Recorded information:

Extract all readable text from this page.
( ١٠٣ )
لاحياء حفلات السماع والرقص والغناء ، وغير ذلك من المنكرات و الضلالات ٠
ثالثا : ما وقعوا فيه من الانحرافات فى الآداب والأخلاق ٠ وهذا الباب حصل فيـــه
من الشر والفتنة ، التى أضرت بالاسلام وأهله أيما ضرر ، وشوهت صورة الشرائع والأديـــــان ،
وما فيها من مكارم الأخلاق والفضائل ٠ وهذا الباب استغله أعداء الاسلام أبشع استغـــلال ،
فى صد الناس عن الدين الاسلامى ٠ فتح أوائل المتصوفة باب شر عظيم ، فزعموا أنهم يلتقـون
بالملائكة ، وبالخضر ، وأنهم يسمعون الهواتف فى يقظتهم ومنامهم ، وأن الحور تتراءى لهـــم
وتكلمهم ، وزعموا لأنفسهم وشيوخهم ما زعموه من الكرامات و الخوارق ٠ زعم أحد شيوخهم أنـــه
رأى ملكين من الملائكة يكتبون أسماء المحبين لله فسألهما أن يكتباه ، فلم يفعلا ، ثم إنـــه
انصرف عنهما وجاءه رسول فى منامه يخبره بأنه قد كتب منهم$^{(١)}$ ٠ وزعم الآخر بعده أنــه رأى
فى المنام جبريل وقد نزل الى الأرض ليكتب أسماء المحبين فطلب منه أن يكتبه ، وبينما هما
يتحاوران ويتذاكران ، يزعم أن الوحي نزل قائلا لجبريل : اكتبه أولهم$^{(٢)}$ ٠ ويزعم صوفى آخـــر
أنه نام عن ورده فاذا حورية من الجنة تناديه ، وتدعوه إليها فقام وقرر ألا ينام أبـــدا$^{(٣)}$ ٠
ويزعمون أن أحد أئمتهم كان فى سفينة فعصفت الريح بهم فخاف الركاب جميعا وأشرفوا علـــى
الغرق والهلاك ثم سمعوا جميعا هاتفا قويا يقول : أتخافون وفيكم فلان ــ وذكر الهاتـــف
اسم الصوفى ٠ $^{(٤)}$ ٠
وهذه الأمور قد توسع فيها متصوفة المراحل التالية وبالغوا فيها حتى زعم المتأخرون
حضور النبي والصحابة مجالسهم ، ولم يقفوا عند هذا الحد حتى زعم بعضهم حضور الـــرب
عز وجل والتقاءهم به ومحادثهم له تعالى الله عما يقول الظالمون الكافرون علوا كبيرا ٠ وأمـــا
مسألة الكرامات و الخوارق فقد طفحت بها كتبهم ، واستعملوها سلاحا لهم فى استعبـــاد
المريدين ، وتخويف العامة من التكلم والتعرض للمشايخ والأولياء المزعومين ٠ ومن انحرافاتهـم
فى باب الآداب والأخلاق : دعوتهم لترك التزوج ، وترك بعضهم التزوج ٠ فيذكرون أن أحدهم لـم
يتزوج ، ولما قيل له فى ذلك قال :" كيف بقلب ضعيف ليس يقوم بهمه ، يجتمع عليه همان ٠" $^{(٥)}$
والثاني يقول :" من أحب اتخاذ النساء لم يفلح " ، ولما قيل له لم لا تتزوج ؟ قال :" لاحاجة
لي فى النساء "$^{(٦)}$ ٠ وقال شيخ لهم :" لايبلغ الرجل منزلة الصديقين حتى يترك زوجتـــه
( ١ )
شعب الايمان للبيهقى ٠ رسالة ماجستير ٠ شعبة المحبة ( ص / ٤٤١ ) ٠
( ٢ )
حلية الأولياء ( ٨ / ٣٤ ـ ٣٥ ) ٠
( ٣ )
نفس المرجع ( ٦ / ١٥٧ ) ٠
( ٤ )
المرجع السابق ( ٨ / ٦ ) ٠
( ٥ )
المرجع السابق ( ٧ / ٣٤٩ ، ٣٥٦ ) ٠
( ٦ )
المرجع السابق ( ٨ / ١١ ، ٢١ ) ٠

Work to complete:
Each record must be returned exactly as it is written.

Complete output:
Extract all readable text from this page.
( ١٠٣ )
لاحياء حفلات السماع والرقص والغناء ، وغير ذلك من المنكرات و الضلالات ٠
ثالثا : ما وقعوا فيه من الانحرافات فى الآداب والأخلاق ٠ وهذا الباب حصل فيـــه
من الشر والفتنة ، التى أضرت بالاسلام وأهله أيما ضرر ، وشوهت صورة الشرائع والأديـــــان ،
وما فيها من مكارم الأخلاق والفضائل ٠ وهذا الباب استغله أعداء الاسلام أبشع استغـــلال ،
فى صد الناس عن الدين الاسلامى ٠ فتح أوائل المتصوفة باب شر عظيم ، فزعموا أنهم يلتقـون
بالملائكة ، وبالخضر ، وأنهم يسمعون الهواتف فى يقظتهم ومنامهم ، وأن الحور تتراءى لهـــم
وتكلمهم ، وزعموا لأنفسهم وشيوخهم ما زعموه من الكرامات و الخوارق ٠ زعم أحد شيوخهم أنـــه
رأى ملكين من الملائكة يكتبون أسماء المحبين لله فسألهما أن يكتباه ، فلم يفعلا ، ثم إنـــه
انصرف عنهما وجاءه رسول فى منامه يخبره بأنه قد كتب منهم$^{(١)}$ ٠ وزعم الآخر بعده أنــه رأى
فى المنام جبريل وقد نزل الى الأرض ليكتب أسماء المحبين فطلب منه أن يكتبه ، وبينما هما
يتحاوران ويتذاكران ، يزعم أن الوحي نزل قائلا لجبريل : اكتبه أولهم$^{(٢)}$ ٠ ويزعم صوفى آخـــر
أنه نام عن ورده فاذا حورية من الجنة تناديه ، وتدعوه إليها فقام وقرر ألا ينام أبـــدا$^{(٣)}$ ٠
ويزعمون أن أحد أئمتهم كان فى سفينة فعصفت الريح بهم فخاف الركاب جميعا وأشرفوا علـــى
الغرق والهلاك ثم سمعوا جميعا هاتفا قويا يقول : أتخافون وفيكم فلان ــ وذكر الهاتـــف
اسم الصوفى ٠ $^{(٤)}$ ٠
وهذه الأمور قد توسع فيها متصوفة المراحل التالية وبالغوا فيها حتى زعم المتأخرون
حضور النبي والصحابة مجالسهم ، ولم يقفوا عند هذا الحد حتى زعم بعضهم حضور الـــرب
عز وجل والتقاءهم به ومحادثهم له تعالى الله عما يقول الظالمون الكافرون علوا كبيرا ٠ وأمـــا
مسألة الكرامات و الخوارق فقد طفحت بها كتبهم ، واستعملوها سلاحا لهم فى استعبـــاد
المريدين ، وتخويف العامة من التكلم والتعرض للمشايخ والأولياء المزعومين ٠ ومن انحرافاتهـم
فى باب الآداب والأخلاق : دعوتهم لترك التزوج ، وترك بعضهم التزوج ٠ فيذكرون أن أحدهم لـم
يتزوج ، ولما قيل له فى ذلك قال :" كيف بقلب ضعيف ليس يقوم بهمه ، يجتمع عليه همان ٠" $^{(٥)}$
والثاني يقول :" من أحب اتخاذ النساء لم يفلح " ، ولما قيل له لم لا تتزوج ؟ قال :" لاحاجة
لي فى النساء "$^{(٦)}$ ٠ وقال شيخ لهم :" لايبلغ الرجل منزلة الصديقين حتى يترك زوجتـــه
( ١ )
شعب الايمان للبيهقى ٠ رسالة ماجستير ٠ شعبة المحبة ( ص / ٤٤١ ) ٠
( ٢ )
حلية الأولياء ( ٨ / ٣٤ ـ ٣٥ ) ٠
( ٣ )
نفس المرجع ( ٦ / ١٥٧ ) ٠
( ٤ )
المرجع السابق ( ٨ / ٦ ) ٠
( ٥ )
المرجع السابق ( ٧ / ٣٤٩ ، ٣٥٦ ) ٠
( ٦ )
المرجع السابق ( ٨ / ١١ ، ٢١ ) ٠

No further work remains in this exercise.